[Extracted records]
━━━━━━━━

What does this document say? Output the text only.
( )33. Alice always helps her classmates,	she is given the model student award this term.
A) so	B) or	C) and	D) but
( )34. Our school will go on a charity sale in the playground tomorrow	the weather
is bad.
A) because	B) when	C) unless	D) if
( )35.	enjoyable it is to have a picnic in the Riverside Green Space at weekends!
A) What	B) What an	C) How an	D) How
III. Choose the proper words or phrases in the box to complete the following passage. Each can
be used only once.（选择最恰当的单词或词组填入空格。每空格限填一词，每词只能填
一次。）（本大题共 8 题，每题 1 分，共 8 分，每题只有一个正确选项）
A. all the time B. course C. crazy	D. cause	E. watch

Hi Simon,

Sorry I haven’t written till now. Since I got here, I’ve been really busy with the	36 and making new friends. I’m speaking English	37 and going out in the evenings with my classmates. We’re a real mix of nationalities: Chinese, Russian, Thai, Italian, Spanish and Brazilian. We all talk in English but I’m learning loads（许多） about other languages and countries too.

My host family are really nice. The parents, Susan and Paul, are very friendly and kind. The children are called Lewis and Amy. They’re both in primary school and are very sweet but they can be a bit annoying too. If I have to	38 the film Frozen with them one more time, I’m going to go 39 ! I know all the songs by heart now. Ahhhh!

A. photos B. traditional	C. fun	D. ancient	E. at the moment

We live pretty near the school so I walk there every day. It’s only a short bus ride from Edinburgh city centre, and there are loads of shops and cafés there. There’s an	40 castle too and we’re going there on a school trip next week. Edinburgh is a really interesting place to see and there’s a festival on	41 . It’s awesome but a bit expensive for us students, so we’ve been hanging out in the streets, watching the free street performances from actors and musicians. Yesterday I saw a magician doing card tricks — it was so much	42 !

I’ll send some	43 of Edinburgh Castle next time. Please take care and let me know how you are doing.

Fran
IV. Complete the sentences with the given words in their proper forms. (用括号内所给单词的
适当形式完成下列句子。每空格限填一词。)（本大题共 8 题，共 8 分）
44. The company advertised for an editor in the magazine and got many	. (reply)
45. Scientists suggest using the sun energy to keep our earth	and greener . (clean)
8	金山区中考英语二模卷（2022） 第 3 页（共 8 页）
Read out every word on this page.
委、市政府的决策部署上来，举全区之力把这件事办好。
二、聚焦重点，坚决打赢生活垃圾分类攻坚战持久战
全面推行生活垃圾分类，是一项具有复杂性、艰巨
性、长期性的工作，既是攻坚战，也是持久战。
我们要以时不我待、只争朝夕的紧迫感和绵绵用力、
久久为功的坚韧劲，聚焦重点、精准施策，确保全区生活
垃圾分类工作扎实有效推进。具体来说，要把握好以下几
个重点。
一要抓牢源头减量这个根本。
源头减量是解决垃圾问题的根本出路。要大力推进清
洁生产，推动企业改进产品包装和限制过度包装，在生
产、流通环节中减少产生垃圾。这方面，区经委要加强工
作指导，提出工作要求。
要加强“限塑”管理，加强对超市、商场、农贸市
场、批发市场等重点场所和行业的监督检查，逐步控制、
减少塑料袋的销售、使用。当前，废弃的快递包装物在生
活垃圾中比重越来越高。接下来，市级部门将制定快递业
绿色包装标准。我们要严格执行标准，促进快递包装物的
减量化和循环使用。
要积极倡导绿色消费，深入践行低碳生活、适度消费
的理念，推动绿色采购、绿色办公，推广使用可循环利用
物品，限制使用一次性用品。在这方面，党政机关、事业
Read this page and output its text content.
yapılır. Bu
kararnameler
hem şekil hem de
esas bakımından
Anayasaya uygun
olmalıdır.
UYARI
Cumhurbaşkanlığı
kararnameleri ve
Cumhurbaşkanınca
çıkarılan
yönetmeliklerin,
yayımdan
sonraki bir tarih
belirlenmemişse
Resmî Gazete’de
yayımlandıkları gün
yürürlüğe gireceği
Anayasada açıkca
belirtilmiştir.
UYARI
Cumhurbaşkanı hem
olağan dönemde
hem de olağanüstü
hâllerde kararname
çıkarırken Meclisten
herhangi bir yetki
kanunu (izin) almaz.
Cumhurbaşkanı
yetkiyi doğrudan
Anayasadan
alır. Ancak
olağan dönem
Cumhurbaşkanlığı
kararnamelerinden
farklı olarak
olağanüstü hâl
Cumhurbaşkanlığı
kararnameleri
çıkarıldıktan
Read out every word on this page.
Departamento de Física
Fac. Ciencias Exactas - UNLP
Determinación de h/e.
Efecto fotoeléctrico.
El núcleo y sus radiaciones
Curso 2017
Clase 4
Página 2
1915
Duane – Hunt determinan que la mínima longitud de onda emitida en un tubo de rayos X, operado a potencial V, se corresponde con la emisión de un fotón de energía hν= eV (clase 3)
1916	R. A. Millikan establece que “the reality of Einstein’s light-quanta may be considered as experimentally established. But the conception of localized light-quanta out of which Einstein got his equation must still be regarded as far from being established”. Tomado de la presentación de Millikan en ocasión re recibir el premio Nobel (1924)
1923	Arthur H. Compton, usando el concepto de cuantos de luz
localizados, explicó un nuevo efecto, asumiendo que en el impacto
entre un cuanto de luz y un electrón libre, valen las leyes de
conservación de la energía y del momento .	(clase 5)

━━━━━━━━

[Set problem]
Copy each line of the data exactly, leaving nothing out.

[Task result]
What does this document say? Output the text only.
( )33. Alice always helps her classmates,	she is given the model student award this term.
A) so	B) or	C) and	D) but
( )34. Our school will go on a charity sale in the playground tomorrow	the weather
is bad.
A) because	B) when	C) unless	D) if
( )35.	enjoyable it is to have a picnic in the Riverside Green Space at weekends!
A) What	B) What an	C) How an	D) How
III. Choose the proper words or phrases in the box to complete the following passage. Each can
be used only once.（选择最恰当的单词或词组填入空格。每空格限填一词，每词只能填
一次。）（本大题共 8 题，每题 1 分，共 8 分，每题只有一个正确选项）
A. all the time B. course C. crazy	D. cause	E. watch

Hi Simon,

Sorry I haven’t written till now. Since I got here, I’ve been really busy with the	36 and making new friends. I’m speaking English	37 and going out in the evenings with my classmates. We’re a real mix of nationalities: Chinese, Russian, Thai, Italian, Spanish and Brazilian. We all talk in English but I’m learning loads（许多） about other languages and countries too.

My host family are really nice. The parents, Susan and Paul, are very friendly and kind. The children are called Lewis and Amy. They’re both in primary school and are very sweet but they can be a bit annoying too. If I have to	38 the film Frozen with them one more time, I’m going to go 39 ! I know all the songs by heart now. Ahhhh!

A. photos B. traditional	C. fun	D. ancient	E. at the moment

We live pretty near the school so I walk there every day. It’s only a short bus ride from Edinburgh city centre, and there are loads of shops and cafés there. There’s an	40 castle too and we’re going there on a school trip next week. Edinburgh is a really interesting place to see and there’s a festival on	41 . It’s awesome but a bit expensive for us students, so we’ve been hanging out in the streets, watching the free street performances from actors and musicians. Yesterday I saw a magician doing card tricks — it was so much	42 !

I’ll send some	43 of Edinburgh Castle next time. Please take care and let me know how you are doing.

Fran
IV. Complete the sentences with the given words in their proper forms. (用括号内所给单词的
适当形式完成下列句子。每空格限填一词。)（本大题共 8 题，共 8 分）
44. The company advertised for an editor in the magazine and got many	. (reply)
45. Scientists suggest using the sun energy to keep our earth	and greener . (clean)
8	金山区中考英语二模卷（2022） 第 3 页（共 8 页）
Read out every word on this page.
委、市政府的决策部署上来，举全区之力把这件事办好。
二、聚焦重点，坚决打赢生活垃圾分类攻坚战持久战
全面推行生活垃圾分类，是一项具有复杂性、艰巨
性、长期性的工作，既是攻坚战，也是持久战。
我们要以时不我待、只争朝夕的紧迫感和绵绵用力、
久久为功的坚韧劲，聚焦重点、精准施策，确保全区生活
垃圾分类工作扎实有效推进。具体来说，要把握好以下几
个重点。
一要抓牢源头减量这个根本。
源头减量是解决垃圾问题的根本出路。要大力推进清
洁生产，推动企业改进产品包装和限制过度包装，在生
产、流通环节中减少产生垃圾。这方面，区经委要加强工
作指导，提出工作要求。
要加强“限塑”管理，加强对超市、商场、农贸市
场、批发市场等重点场所和行业的监督检查，逐步控制、
减少塑料袋的销售、使用。当前，废弃的快递包装物在生
活垃圾中比重越来越高。接下来，市级部门将制定快递业
绿色包装标准。我们要严格执行标准，促进快递包装物的
减量化和循环使用。
要积极倡导绿色消费，深入践行低碳生活、适度消费
的理念，推动绿色采购、绿色办公，推广使用可循环利用
物品，限制使用一次性用品。在这方面，党政机关、事业
Read this page and output its text content.
yapılır. Bu
kararnameler
hem şekil hem de
esas bakımından
Anayasaya uygun
olmalıdır.
UYARI
Cumhurbaşkanlığı
kararnameleri ve
Cumhurbaşkanınca
çıkarılan
yönetmeliklerin,
yayımdan
sonraki bir tarih
belirlenmemişse
Resmî Gazete’de
yayımlandıkları gün
yürürlüğe gireceği
Anayasada açıkca
belirtilmiştir.
UYARI
Cumhurbaşkanı hem
olağan dönemde
hem de olağanüstü
hâllerde kararname
çıkarırken Meclisten
herhangi bir yetki
kanunu (izin) almaz.
Cumhurbaşkanı
yetkiyi doğrudan
Anayasadan
alır. Ancak
olağan dönem
Cumhurbaşkanlığı
kararnamelerinden
farklı olarak
olağanüstü hâl
Cumhurbaşkanlığı
kararnameleri
çıkarıldıktan
Read out every word on this page.
Departamento de Física
Fac. Ciencias Exactas - UNLP
Determinación de h/e.
Efecto fotoeléctrico.
El núcleo y sus radiaciones
Curso 2017
Clase 4
Página 2
1915
Duane – Hunt determinan que la mínima longitud de onda emitida en un tubo de rayos X, operado a potencial V, se corresponde con la emisión de un fotón de energía hν= eV (clase 3)
1916	R. A. Millikan establece que “the reality of Einstein’s light-quanta may be considered as experimentally established. But the conception of localized light-quanta out of which Einstein got his equation must still be regarded as far from being established”. Tomado de la presentación de Millikan en ocasión re recibir el premio Nobel (1924)
1923	Arthur H. Compton, usando el concepto de cuantos de luz
localizados, explicó un nuevo efecto, asumiendo que en el impacto
entre un cuanto de luz y un electrón libre, valen las leyes de
conservación de la energía y del momento .	(clase 5)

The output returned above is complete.